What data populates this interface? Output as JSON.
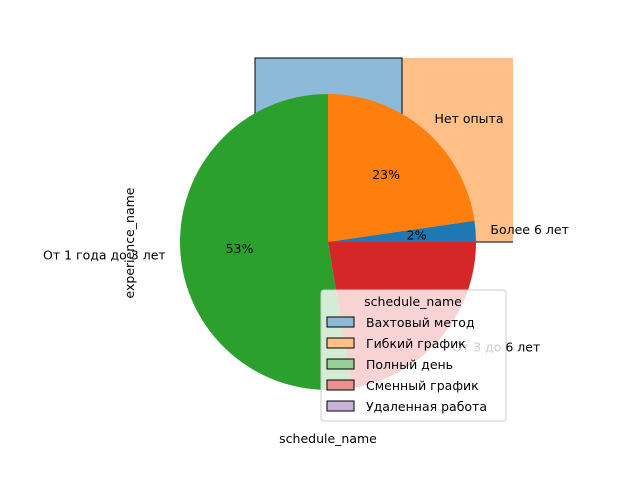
{
  "chart_data": {
    "type": "pie",
    "title": "",
    "xlabel": "schedule_name",
    "ylabel": "experience_name",
    "slices": [
      {
        "label": "Более 6 лет",
        "percent": 2.3,
        "pct_text": "2%",
        "color": "#1f77b4"
      },
      {
        "label": "Нет опыта",
        "percent": 22.7,
        "pct_text": "23%",
        "color": "#ff7f0e"
      },
      {
        "label": "От 1 года до 3 лет",
        "percent": 52.6,
        "pct_text": "53%",
        "color": "#2ca02c"
      },
      {
        "label": "От 3 до 6 лет",
        "percent": 22.4,
        "pct_text": "",
        "color": "#d62728"
      }
    ],
    "background_bars": [
      {
        "category": "Вахтовый метод",
        "color": "#8ebad9"
      },
      {
        "category": "Гибкий график",
        "color": "#ffbf86"
      }
    ],
    "legend": {
      "title": "schedule_name",
      "placement": "lower-right",
      "entries": [
        {
          "label": "Вахтовый метод",
          "color": "#8ebad9"
        },
        {
          "label": "Гибкий график",
          "color": "#ffbf86"
        },
        {
          "label": "Полный день",
          "color": "#95cf95"
        },
        {
          "label": "Сменный график",
          "color": "#ea9293"
        },
        {
          "label": "Удаленная работа",
          "color": "#c9b3dd"
        }
      ]
    }
  }
}
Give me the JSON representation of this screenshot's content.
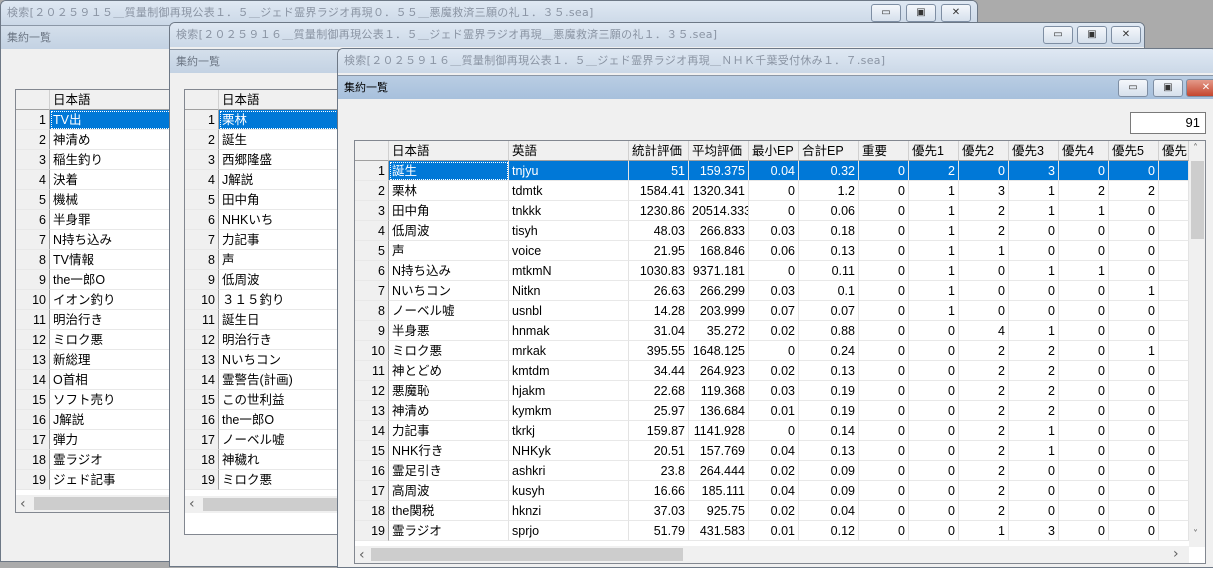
{
  "windows": [
    {
      "title": "検索[２０２５９１５＿質量制御再現公表１．５＿ジェド霊界ラジオ再現０．５５＿悪魔救済三願の礼１．３５.sea]",
      "inner_title": "集約一覧",
      "grid": {
        "header": [
          "日本語"
        ],
        "rows": [
          "TV出",
          "神清め",
          "稲生釣り",
          "決着",
          "機械",
          "半身罪",
          "N持ち込み",
          "TV情報",
          "the一郎O",
          "イオン釣り",
          "明治行き",
          "ミロク悪",
          "新総理",
          "O首相",
          "ソフト売り",
          "J解説",
          "弾力",
          "霊ラジオ",
          "ジェド記事"
        ]
      }
    },
    {
      "title": "検索[２０２５９１６＿質量制御再現公表１．５＿ジェド霊界ラジオ再現＿悪魔救済三願の礼１．３５.sea]",
      "inner_title": "集約一覧",
      "grid": {
        "header": [
          "日本語"
        ],
        "rows": [
          "栗林",
          "誕生",
          "西郷隆盛",
          "J解説",
          "田中角",
          "NHKいち",
          "力記事",
          "声",
          "低周波",
          "３１５釣り",
          "誕生日",
          "明治行き",
          "Nいちコン",
          "霊警告(計画)",
          "この世利益",
          "the一郎O",
          "ノーベル嘘",
          "神穢れ",
          "ミロク悪"
        ]
      }
    },
    {
      "title": "検索[２０２５９１６＿質量制御再現公表１．５＿ジェド霊界ラジオ再現＿ＮＨＫ千葉受付休み１．７.sea]",
      "inner_title": "集約一覧",
      "count": "91",
      "grid": {
        "header": [
          "日本語",
          "英語",
          "統計評価",
          "平均評価",
          "最小EP",
          "合計EP",
          "重要",
          "優先1",
          "優先2",
          "優先3",
          "優先4",
          "優先5",
          "優先"
        ],
        "rows": [
          [
            "誕生",
            "tnjyu",
            "51",
            "159.375",
            "0.04",
            "0.32",
            "0",
            "2",
            "0",
            "3",
            "0",
            "0"
          ],
          [
            "栗林",
            "tdmtk",
            "1584.41",
            "1320.341",
            "0",
            "1.2",
            "0",
            "1",
            "3",
            "1",
            "2",
            "2"
          ],
          [
            "田中角",
            "tnkkk",
            "1230.86",
            "20514.333",
            "0",
            "0.06",
            "0",
            "1",
            "2",
            "1",
            "1",
            "0"
          ],
          [
            "低周波",
            "tisyh",
            "48.03",
            "266.833",
            "0.03",
            "0.18",
            "0",
            "1",
            "2",
            "0",
            "0",
            "0"
          ],
          [
            "声",
            "voice",
            "21.95",
            "168.846",
            "0.06",
            "0.13",
            "0",
            "1",
            "1",
            "0",
            "0",
            "0"
          ],
          [
            "N持ち込み",
            "mtkmN",
            "1030.83",
            "9371.181",
            "0",
            "0.11",
            "0",
            "1",
            "0",
            "1",
            "1",
            "0"
          ],
          [
            "Nいちコン",
            "Nitkn",
            "26.63",
            "266.299",
            "0.03",
            "0.1",
            "0",
            "1",
            "0",
            "0",
            "0",
            "1"
          ],
          [
            "ノーベル嘘",
            "usnbl",
            "14.28",
            "203.999",
            "0.07",
            "0.07",
            "0",
            "1",
            "0",
            "0",
            "0",
            "0"
          ],
          [
            "半身悪",
            "hnmak",
            "31.04",
            "35.272",
            "0.02",
            "0.88",
            "0",
            "0",
            "4",
            "1",
            "0",
            "0"
          ],
          [
            "ミロク悪",
            "mrkak",
            "395.55",
            "1648.125",
            "0",
            "0.24",
            "0",
            "0",
            "2",
            "2",
            "0",
            "1"
          ],
          [
            "神とどめ",
            "kmtdm",
            "34.44",
            "264.923",
            "0.02",
            "0.13",
            "0",
            "0",
            "2",
            "2",
            "0",
            "0"
          ],
          [
            "悪魔恥",
            "hjakm",
            "22.68",
            "119.368",
            "0.03",
            "0.19",
            "0",
            "0",
            "2",
            "2",
            "0",
            "0"
          ],
          [
            "神清め",
            "kymkm",
            "25.97",
            "136.684",
            "0.01",
            "0.19",
            "0",
            "0",
            "2",
            "2",
            "0",
            "0"
          ],
          [
            "力記事",
            "tkrkj",
            "159.87",
            "1141.928",
            "0",
            "0.14",
            "0",
            "0",
            "2",
            "1",
            "0",
            "0"
          ],
          [
            "NHK行き",
            "NHKyk",
            "20.51",
            "157.769",
            "0.04",
            "0.13",
            "0",
            "0",
            "2",
            "1",
            "0",
            "0"
          ],
          [
            "霊足引き",
            "ashkri",
            "23.8",
            "264.444",
            "0.02",
            "0.09",
            "0",
            "0",
            "2",
            "0",
            "0",
            "0"
          ],
          [
            "高周波",
            "kusyh",
            "16.66",
            "185.111",
            "0.04",
            "0.09",
            "0",
            "0",
            "2",
            "0",
            "0",
            "0"
          ],
          [
            "the関税",
            "hknzi",
            "37.03",
            "925.75",
            "0.02",
            "0.04",
            "0",
            "0",
            "2",
            "0",
            "0",
            "0"
          ],
          [
            "霊ラジオ",
            "sprjo",
            "51.79",
            "431.583",
            "0.01",
            "0.12",
            "0",
            "0",
            "1",
            "3",
            "0",
            "0"
          ]
        ]
      }
    }
  ],
  "controls": {
    "minimize": "▭",
    "maximize": "▣",
    "close": "✕"
  },
  "colors": {
    "selection": "#0078d7",
    "close_button": "#c4462e"
  }
}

# # #

* Problem statement
Reproduce all of the material above word for word. Omit the pictures.

* Completed exercise
What data populates this interface? Output as JSON.
{
  "chart_data": {
    "type": "pie",
    "title": "",
    "xlabel": "schedule_name",
    "ylabel": "experience_name",
    "slices": [
      {
        "label": "Более 6 лет",
        "percent": 2.3,
        "pct_text": "2%",
        "color": "#1f77b4"
      },
      {
        "label": "Нет опыта",
        "percent": 22.7,
        "pct_text": "23%",
        "color": "#ff7f0e"
      },
      {
        "label": "От 1 года до 3 лет",
        "percent": 52.6,
        "pct_text": "53%",
        "color": "#2ca02c"
      },
      {
        "label": "От 3 до 6 лет",
        "percent": 22.4,
        "pct_text": "",
        "color": "#d62728"
      }
    ],
    "background_bars": [
      {
        "category": "Вахтовый метод",
        "color": "#8ebad9"
      },
      {
        "category": "Гибкий график",
        "color": "#ffbf86"
      }
    ],
    "legend": {
      "title": "schedule_name",
      "placement": "lower-right",
      "entries": [
        {
          "label": "Вахтовый метод",
          "color": "#8ebad9"
        },
        {
          "label": "Гибкий график",
          "color": "#ffbf86"
        },
        {
          "label": "Полный день",
          "color": "#95cf95"
        },
        {
          "label": "Сменный график",
          "color": "#ea9293"
        },
        {
          "label": "Удаленная работа",
          "color": "#c9b3dd"
        }
      ]
    }
  }
}
Give me the JSON representation of this screenshot's content.
{
  "windows": [
    {
      "title": "検索[２０２５９１５＿質量制御再現公表１．５＿ジェド霊界ラジオ再現０．５５＿悪魔救済三願の礼１．３５.sea]",
      "inner_title": "集約一覧",
      "grid": {
        "header": [
          "日本語"
        ],
        "rows": [
          "TV出",
          "神清め",
          "稲生釣り",
          "決着",
          "機械",
          "半身罪",
          "N持ち込み",
          "TV情報",
          "the一郎O",
          "イオン釣り",
          "明治行き",
          "ミロク悪",
          "新総理",
          "O首相",
          "ソフト売り",
          "J解説",
          "弾力",
          "霊ラジオ",
          "ジェド記事"
        ]
      }
    },
    {
      "title": "検索[２０２５９１６＿質量制御再現公表１．５＿ジェド霊界ラジオ再現＿悪魔救済三願の礼１．３５.sea]",
      "inner_title": "集約一覧",
      "grid": {
        "header": [
          "日本語"
        ],
        "rows": [
          "栗林",
          "誕生",
          "西郷隆盛",
          "J解説",
          "田中角",
          "NHKいち",
          "力記事",
          "声",
          "低周波",
          "３１５釣り",
          "誕生日",
          "明治行き",
          "Nいちコン",
          "霊警告(計画)",
          "この世利益",
          "the一郎O",
          "ノーベル嘘",
          "神穢れ",
          "ミロク悪"
        ]
      }
    },
    {
      "title": "検索[２０２５９１６＿質量制御再現公表１．５＿ジェド霊界ラジオ再現＿ＮＨＫ千葉受付休み１．７.sea]",
      "inner_title": "集約一覧",
      "count": "91",
      "grid": {
        "header": [
          "日本語",
          "英語",
          "統計評価",
          "平均評価",
          "最小EP",
          "合計EP",
          "重要",
          "優先1",
          "優先2",
          "優先3",
          "優先4",
          "優先5",
          "優先"
        ],
        "rows": [
          [
            "誕生",
            "tnjyu",
            "51",
            "159.375",
            "0.04",
            "0.32",
            "0",
            "2",
            "0",
            "3",
            "0",
            "0"
          ],
          [
            "栗林",
            "tdmtk",
            "1584.41",
            "1320.341",
            "0",
            "1.2",
            "0",
            "1",
            "3",
            "1",
            "2",
            "2"
          ],
          [
            "田中角",
            "tnkkk",
            "1230.86",
            "20514.333",
            "0",
            "0.06",
            "0",
            "1",
            "2",
            "1",
            "1",
            "0"
          ],
          [
            "低周波",
            "tisyh",
            "48.03",
            "266.833",
            "0.03",
            "0.18",
            "0",
            "1",
            "2",
            "0",
            "0",
            "0"
          ],
          [
            "声",
            "voice",
            "21.95",
            "168.846",
            "0.06",
            "0.13",
            "0",
            "1",
            "1",
            "0",
            "0",
            "0"
          ],
          [
            "N持ち込み",
            "mtkmN",
            "1030.83",
            "9371.181",
            "0",
            "0.11",
            "0",
            "1",
            "0",
            "1",
            "1",
            "0"
          ],
          [
            "Nいちコン",
            "Nitkn",
            "26.63",
            "266.299",
            "0.03",
            "0.1",
            "0",
            "1",
            "0",
            "0",
            "0",
            "1"
          ],
          [
            "ノーベル嘘",
            "usnbl",
            "14.28",
            "203.999",
            "0.07",
            "0.07",
            "0",
            "1",
            "0",
            "0",
            "0",
            "0"
          ],
          [
            "半身悪",
            "hnmak",
            "31.04",
            "35.272",
            "0.02",
            "0.88",
            "0",
            "0",
            "4",
            "1",
            "0",
            "0"
          ],
          [
            "ミロク悪",
            "mrkak",
            "395.55",
            "1648.125",
            "0",
            "0.24",
            "0",
            "0",
            "2",
            "2",
            "0",
            "1"
          ],
          [
            "神とどめ",
            "kmtdm",
            "34.44",
            "264.923",
            "0.02",
            "0.13",
            "0",
            "0",
            "2",
            "2",
            "0",
            "0"
          ],
          [
            "悪魔恥",
            "hjakm",
            "22.68",
            "119.368",
            "0.03",
            "0.19",
            "0",
            "0",
            "2",
            "2",
            "0",
            "0"
          ],
          [
            "神清め",
            "kymkm",
            "25.97",
            "136.684",
            "0.01",
            "0.19",
            "0",
            "0",
            "2",
            "2",
            "0",
            "0"
          ],
          [
            "力記事",
            "tkrkj",
            "159.87",
            "1141.928",
            "0",
            "0.14",
            "0",
            "0",
            "2",
            "1",
            "0",
            "0"
          ],
          [
            "NHK行き",
            "NHKyk",
            "20.51",
            "157.769",
            "0.04",
            "0.13",
            "0",
            "0",
            "2",
            "1",
            "0",
            "0"
          ],
          [
            "霊足引き",
            "ashkri",
            "23.8",
            "264.444",
            "0.02",
            "0.09",
            "0",
            "0",
            "2",
            "0",
            "0",
            "0"
          ],
          [
            "高周波",
            "kusyh",
            "16.66",
            "185.111",
            "0.04",
            "0.09",
            "0",
            "0",
            "2",
            "0",
            "0",
            "0"
          ],
          [
            "the関税",
            "hknzi",
            "37.03",
            "925.75",
            "0.02",
            "0.04",
            "0",
            "0",
            "2",
            "0",
            "0",
            "0"
          ],
          [
            "霊ラジオ",
            "sprjo",
            "51.79",
            "431.583",
            "0.01",
            "0.12",
            "0",
            "0",
            "1",
            "3",
            "0",
            "0"
          ]
        ]
      }
    }
  ],
  "controls": {
    "minimize": "▭",
    "maximize": "▣",
    "close": "✕"
  },
  "colors": {
    "selection": "#0078d7",
    "close_button": "#c4462e"
  }
}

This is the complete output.